→ Job: Sort through the data and copy the lines holding the word "does".
**** Provided records ****
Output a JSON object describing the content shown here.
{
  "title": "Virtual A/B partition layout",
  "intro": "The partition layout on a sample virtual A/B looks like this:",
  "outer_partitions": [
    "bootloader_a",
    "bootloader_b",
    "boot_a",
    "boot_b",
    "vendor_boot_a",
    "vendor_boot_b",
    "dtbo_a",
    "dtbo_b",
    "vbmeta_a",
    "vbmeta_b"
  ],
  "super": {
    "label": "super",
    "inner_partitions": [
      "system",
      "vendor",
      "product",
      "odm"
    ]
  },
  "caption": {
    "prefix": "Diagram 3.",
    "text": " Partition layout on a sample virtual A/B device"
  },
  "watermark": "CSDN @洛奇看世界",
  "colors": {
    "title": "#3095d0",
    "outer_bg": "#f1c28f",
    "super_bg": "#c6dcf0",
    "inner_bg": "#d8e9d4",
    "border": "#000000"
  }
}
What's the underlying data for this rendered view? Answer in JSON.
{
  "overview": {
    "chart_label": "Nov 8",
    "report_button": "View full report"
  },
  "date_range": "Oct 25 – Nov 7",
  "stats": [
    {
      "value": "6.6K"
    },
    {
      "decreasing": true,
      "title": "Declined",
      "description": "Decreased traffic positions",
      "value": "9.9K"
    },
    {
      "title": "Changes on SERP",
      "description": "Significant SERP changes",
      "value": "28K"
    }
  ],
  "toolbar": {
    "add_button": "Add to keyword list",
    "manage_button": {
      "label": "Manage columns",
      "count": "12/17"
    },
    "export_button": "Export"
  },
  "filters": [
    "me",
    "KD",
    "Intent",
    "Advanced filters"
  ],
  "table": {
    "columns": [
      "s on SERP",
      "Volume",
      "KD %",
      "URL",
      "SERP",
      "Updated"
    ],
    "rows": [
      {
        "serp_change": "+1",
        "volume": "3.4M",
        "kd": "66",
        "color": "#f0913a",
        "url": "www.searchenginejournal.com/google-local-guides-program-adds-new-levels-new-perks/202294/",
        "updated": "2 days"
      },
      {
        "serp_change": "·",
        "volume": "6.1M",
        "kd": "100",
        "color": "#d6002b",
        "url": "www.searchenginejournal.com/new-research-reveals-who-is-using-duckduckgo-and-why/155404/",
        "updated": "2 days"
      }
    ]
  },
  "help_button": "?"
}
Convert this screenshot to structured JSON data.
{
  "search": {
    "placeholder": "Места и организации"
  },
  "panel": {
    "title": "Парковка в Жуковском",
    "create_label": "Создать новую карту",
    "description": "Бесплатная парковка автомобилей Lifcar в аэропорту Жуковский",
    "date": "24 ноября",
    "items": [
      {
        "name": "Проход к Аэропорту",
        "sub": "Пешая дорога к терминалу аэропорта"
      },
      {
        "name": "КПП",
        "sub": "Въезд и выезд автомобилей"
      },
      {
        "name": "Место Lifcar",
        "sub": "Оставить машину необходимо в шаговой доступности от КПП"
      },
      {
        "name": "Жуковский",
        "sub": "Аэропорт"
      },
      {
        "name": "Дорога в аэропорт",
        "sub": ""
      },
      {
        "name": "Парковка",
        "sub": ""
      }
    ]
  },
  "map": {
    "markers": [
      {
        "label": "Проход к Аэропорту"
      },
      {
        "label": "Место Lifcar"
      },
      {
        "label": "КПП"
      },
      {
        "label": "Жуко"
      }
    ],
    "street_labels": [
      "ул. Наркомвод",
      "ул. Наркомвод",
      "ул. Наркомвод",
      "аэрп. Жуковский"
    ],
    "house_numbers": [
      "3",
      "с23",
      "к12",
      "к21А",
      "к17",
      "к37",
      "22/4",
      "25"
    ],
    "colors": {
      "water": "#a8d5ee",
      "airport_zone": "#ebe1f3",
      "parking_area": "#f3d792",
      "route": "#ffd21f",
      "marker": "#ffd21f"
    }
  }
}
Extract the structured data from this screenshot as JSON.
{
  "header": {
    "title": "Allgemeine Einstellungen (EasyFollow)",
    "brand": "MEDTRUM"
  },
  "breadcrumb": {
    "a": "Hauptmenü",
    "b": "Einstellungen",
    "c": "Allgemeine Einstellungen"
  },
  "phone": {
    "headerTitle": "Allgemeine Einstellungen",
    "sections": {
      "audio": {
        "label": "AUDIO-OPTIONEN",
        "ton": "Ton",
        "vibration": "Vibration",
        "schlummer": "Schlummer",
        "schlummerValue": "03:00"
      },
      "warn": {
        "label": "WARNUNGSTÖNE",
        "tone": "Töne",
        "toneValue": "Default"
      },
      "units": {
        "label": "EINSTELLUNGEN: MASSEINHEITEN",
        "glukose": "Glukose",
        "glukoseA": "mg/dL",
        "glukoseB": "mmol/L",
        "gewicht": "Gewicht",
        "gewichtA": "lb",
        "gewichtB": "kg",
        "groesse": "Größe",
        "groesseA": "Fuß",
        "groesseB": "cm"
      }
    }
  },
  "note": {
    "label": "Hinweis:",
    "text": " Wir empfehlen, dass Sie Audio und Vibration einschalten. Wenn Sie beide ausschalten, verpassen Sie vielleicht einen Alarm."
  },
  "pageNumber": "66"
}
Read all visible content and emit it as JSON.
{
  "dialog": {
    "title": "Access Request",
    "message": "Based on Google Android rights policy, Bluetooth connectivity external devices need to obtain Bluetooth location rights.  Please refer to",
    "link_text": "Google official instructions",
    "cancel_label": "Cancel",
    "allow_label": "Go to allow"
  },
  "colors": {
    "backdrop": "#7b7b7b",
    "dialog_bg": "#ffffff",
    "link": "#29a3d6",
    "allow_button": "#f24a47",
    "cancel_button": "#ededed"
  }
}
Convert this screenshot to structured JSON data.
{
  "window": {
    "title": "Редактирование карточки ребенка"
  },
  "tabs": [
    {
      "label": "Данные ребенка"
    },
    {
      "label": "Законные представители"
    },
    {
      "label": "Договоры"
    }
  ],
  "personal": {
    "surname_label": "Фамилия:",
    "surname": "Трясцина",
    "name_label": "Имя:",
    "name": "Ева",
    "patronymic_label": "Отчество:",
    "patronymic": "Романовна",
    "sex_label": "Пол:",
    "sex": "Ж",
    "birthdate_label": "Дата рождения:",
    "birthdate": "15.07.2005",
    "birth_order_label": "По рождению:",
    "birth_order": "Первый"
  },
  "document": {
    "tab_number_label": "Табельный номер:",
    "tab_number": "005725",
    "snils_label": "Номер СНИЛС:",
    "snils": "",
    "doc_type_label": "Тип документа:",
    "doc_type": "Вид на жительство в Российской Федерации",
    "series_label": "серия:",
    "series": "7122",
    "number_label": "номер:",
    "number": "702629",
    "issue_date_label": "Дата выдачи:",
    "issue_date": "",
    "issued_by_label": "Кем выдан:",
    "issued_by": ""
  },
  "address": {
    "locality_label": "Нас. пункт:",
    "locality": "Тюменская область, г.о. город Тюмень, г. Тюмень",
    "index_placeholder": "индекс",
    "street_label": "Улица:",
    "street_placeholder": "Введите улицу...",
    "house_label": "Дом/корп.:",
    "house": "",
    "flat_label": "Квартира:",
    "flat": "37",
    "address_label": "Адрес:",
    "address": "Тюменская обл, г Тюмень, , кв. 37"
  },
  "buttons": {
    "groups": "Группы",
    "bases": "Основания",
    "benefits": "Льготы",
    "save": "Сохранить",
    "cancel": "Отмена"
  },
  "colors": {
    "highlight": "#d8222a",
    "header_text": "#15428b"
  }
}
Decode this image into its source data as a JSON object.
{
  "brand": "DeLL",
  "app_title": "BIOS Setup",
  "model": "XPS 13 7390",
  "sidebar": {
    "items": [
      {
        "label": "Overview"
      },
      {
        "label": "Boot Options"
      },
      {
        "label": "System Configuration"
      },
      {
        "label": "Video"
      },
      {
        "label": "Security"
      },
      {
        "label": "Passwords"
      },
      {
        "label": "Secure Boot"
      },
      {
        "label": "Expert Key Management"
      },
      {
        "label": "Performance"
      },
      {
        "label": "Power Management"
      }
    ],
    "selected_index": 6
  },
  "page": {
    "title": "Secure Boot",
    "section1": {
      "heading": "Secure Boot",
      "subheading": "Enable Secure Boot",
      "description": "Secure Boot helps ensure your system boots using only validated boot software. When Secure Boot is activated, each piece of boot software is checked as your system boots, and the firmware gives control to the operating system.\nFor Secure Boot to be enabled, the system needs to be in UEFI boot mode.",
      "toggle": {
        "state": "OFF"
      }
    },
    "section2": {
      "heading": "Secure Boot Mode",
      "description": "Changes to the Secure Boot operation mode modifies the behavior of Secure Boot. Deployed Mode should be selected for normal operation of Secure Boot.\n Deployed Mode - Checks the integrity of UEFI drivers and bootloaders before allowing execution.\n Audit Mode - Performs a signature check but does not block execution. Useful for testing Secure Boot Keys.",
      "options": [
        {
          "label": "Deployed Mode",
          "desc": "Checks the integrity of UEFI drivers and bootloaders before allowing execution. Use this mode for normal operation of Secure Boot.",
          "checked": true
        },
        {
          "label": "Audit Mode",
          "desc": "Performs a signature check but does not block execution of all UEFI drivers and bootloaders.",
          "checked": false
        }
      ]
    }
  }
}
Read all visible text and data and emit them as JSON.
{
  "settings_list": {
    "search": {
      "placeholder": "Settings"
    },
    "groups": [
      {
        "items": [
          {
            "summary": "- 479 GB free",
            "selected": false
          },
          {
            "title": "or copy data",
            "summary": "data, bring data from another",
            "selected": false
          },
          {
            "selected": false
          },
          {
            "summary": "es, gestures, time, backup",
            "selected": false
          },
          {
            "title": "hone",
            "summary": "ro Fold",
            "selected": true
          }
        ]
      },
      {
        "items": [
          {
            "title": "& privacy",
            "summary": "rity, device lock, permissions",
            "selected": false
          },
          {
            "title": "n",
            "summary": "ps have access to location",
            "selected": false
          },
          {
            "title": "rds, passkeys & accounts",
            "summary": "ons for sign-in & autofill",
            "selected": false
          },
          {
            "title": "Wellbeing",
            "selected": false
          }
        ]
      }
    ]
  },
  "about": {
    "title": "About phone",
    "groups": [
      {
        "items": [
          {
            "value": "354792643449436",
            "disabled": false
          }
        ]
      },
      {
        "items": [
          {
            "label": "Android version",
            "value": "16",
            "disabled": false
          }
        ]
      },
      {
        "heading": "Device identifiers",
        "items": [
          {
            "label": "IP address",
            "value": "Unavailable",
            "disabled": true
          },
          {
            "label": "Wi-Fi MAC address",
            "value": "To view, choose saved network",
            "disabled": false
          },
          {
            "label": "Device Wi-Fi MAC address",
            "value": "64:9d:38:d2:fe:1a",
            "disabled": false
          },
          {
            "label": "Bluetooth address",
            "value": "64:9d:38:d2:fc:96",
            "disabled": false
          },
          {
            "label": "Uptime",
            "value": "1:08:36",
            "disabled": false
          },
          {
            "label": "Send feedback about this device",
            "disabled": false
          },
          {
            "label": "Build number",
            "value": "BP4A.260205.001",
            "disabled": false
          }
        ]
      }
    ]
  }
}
****
→ Full answer:
      "description": "Changes to the Secure Boot operation mode modifies the behavior of Secure Boot. Deployed Mode should be selected for normal operation of Secure Boot.\n Deployed Mode - Checks the integrity of UEFI drivers and bootloaders before allowing execution.\n Audit Mode - Performs a signature check but does not block execution. Useful for testing Secure Boot Keys.",
          "desc": "Performs a signature check but does not block execution of all UEFI drivers and bootloaders.",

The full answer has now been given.